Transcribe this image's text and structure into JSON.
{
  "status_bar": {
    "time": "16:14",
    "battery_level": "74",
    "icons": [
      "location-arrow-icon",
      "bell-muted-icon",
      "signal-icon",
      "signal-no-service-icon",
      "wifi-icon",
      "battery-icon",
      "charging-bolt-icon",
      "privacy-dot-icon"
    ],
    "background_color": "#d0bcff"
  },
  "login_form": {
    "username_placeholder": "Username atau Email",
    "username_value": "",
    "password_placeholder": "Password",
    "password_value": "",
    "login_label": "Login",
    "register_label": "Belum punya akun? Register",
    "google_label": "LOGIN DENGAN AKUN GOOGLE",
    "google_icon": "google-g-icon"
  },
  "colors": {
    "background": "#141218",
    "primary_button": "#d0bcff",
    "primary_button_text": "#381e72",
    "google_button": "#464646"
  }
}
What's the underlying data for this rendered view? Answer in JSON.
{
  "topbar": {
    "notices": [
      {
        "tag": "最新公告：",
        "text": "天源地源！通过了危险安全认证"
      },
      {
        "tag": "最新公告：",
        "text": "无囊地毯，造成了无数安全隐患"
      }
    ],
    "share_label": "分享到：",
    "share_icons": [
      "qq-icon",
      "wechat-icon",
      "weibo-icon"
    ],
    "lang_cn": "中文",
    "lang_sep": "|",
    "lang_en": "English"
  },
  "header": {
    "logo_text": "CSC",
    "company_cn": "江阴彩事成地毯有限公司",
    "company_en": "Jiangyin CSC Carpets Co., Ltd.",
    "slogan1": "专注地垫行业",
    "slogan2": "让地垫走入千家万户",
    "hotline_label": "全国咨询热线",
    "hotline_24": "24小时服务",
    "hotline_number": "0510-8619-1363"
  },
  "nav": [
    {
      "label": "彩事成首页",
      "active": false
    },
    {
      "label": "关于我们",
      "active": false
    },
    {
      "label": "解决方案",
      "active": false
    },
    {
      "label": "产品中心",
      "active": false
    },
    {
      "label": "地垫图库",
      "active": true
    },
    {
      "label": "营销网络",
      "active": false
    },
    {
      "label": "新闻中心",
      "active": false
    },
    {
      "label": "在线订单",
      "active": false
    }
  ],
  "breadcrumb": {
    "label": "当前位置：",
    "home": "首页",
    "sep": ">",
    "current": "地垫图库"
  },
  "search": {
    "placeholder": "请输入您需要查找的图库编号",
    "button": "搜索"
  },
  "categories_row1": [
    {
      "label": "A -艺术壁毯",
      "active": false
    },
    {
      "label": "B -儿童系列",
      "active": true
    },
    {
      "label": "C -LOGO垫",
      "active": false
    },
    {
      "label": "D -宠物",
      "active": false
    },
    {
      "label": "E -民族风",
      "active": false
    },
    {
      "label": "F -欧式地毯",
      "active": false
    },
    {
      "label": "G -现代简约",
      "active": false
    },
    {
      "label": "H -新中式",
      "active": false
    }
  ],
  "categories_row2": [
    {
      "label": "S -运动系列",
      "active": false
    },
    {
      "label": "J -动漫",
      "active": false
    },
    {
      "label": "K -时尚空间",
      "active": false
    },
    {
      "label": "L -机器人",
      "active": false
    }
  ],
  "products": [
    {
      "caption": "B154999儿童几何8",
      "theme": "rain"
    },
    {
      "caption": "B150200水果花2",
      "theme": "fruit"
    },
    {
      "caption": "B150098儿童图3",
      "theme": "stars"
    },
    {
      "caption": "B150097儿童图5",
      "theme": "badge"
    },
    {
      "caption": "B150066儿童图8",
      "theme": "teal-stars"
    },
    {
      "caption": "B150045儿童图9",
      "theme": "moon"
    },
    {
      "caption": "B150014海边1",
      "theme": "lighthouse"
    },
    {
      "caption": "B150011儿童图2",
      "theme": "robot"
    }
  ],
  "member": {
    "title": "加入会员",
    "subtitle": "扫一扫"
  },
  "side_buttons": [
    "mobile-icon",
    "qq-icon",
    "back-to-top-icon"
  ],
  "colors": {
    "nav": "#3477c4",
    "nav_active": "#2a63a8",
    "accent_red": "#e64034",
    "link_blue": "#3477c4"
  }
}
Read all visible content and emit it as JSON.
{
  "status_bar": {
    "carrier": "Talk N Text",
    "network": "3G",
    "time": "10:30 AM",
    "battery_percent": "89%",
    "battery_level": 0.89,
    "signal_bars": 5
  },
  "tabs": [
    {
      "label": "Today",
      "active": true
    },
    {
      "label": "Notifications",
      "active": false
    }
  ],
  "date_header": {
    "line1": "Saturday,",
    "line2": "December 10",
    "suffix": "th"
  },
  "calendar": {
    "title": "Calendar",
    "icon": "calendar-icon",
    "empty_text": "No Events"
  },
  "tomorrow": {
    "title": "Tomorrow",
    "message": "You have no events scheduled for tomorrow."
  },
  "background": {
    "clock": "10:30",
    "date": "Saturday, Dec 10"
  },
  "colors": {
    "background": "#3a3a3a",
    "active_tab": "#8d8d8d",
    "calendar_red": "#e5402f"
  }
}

● Problem
Return every entry verbatim.

● In response
Transcribe this image's text and structure into JSON.
{
  "status_bar": {
    "time": "16:14",
    "battery_level": "74",
    "icons": [
      "location-arrow-icon",
      "bell-muted-icon",
      "signal-icon",
      "signal-no-service-icon",
      "wifi-icon",
      "battery-icon",
      "charging-bolt-icon",
      "privacy-dot-icon"
    ],
    "background_color": "#d0bcff"
  },
  "login_form": {
    "username_placeholder": "Username atau Email",
    "username_value": "",
    "password_placeholder": "Password",
    "password_value": "",
    "login_label": "Login",
    "register_label": "Belum punya akun? Register",
    "google_label": "LOGIN DENGAN AKUN GOOGLE",
    "google_icon": "google-g-icon"
  },
  "colors": {
    "background": "#141218",
    "primary_button": "#d0bcff",
    "primary_button_text": "#381e72",
    "google_button": "#464646"
  }
}
What's the underlying data for this rendered view? Answer in JSON.
{
  "topbar": {
    "notices": [
      {
        "tag": "最新公告：",
        "text": "天源地源！通过了危险安全认证"
      },
      {
        "tag": "最新公告：",
        "text": "无囊地毯，造成了无数安全隐患"
      }
    ],
    "share_label": "分享到：",
    "share_icons": [
      "qq-icon",
      "wechat-icon",
      "weibo-icon"
    ],
    "lang_cn": "中文",
    "lang_sep": "|",
    "lang_en": "English"
  },
  "header": {
    "logo_text": "CSC",
    "company_cn": "江阴彩事成地毯有限公司",
    "company_en": "Jiangyin CSC Carpets Co., Ltd.",
    "slogan1": "专注地垫行业",
    "slogan2": "让地垫走入千家万户",
    "hotline_label": "全国咨询热线",
    "hotline_24": "24小时服务",
    "hotline_number": "0510-8619-1363"
  },
  "nav": [
    {
      "label": "彩事成首页",
      "active": false
    },
    {
      "label": "关于我们",
      "active": false
    },
    {
      "label": "解决方案",
      "active": false
    },
    {
      "label": "产品中心",
      "active": false
    },
    {
      "label": "地垫图库",
      "active": true
    },
    {
      "label": "营销网络",
      "active": false
    },
    {
      "label": "新闻中心",
      "active": false
    },
    {
      "label": "在线订单",
      "active": false
    }
  ],
  "breadcrumb": {
    "label": "当前位置：",
    "home": "首页",
    "sep": ">",
    "current": "地垫图库"
  },
  "search": {
    "placeholder": "请输入您需要查找的图库编号",
    "button": "搜索"
  },
  "categories_row1": [
    {
      "label": "A -艺术壁毯",
      "active": false
    },
    {
      "label": "B -儿童系列",
      "active": true
    },
    {
      "label": "C -LOGO垫",
      "active": false
    },
    {
      "label": "D -宠物",
      "active": false
    },
    {
      "label": "E -民族风",
      "active": false
    },
    {
      "label": "F -欧式地毯",
      "active": false
    },
    {
      "label": "G -现代简约",
      "active": false
    },
    {
      "label": "H -新中式",
      "active": false
    }
  ],
  "categories_row2": [
    {
      "label": "S -运动系列",
      "active": false
    },
    {
      "label": "J -动漫",
      "active": false
    },
    {
      "label": "K -时尚空间",
      "active": false
    },
    {
      "label": "L -机器人",
      "active": false
    }
  ],
  "products": [
    {
      "caption": "B154999儿童几何8",
      "theme": "rain"
    },
    {
      "caption": "B150200水果花2",
      "theme": "fruit"
    },
    {
      "caption": "B150098儿童图3",
      "theme": "stars"
    },
    {
      "caption": "B150097儿童图5",
      "theme": "badge"
    },
    {
      "caption": "B150066儿童图8",
      "theme": "teal-stars"
    },
    {
      "caption": "B150045儿童图9",
      "theme": "moon"
    },
    {
      "caption": "B150014海边1",
      "theme": "lighthouse"
    },
    {
      "caption": "B150011儿童图2",
      "theme": "robot"
    }
  ],
  "member": {
    "title": "加入会员",
    "subtitle": "扫一扫"
  },
  "side_buttons": [
    "mobile-icon",
    "qq-icon",
    "back-to-top-icon"
  ],
  "colors": {
    "nav": "#3477c4",
    "nav_active": "#2a63a8",
    "accent_red": "#e64034",
    "link_blue": "#3477c4"
  }
}
Read all visible content and emit it as JSON.
{
  "status_bar": {
    "carrier": "Talk N Text",
    "network": "3G",
    "time": "10:30 AM",
    "battery_percent": "89%",
    "battery_level": 0.89,
    "signal_bars": 5
  },
  "tabs": [
    {
      "label": "Today",
      "active": true
    },
    {
      "label": "Notifications",
      "active": false
    }
  ],
  "date_header": {
    "line1": "Saturday,",
    "line2": "December 10",
    "suffix": "th"
  },
  "calendar": {
    "title": "Calendar",
    "icon": "calendar-icon",
    "empty_text": "No Events"
  },
  "tomorrow": {
    "title": "Tomorrow",
    "message": "You have no events scheduled for tomorrow."
  },
  "background": {
    "clock": "10:30",
    "date": "Saturday, Dec 10"
  },
  "colors": {
    "background": "#3a3a3a",
    "active_tab": "#8d8d8d",
    "calendar_red": "#e5402f"
  }
}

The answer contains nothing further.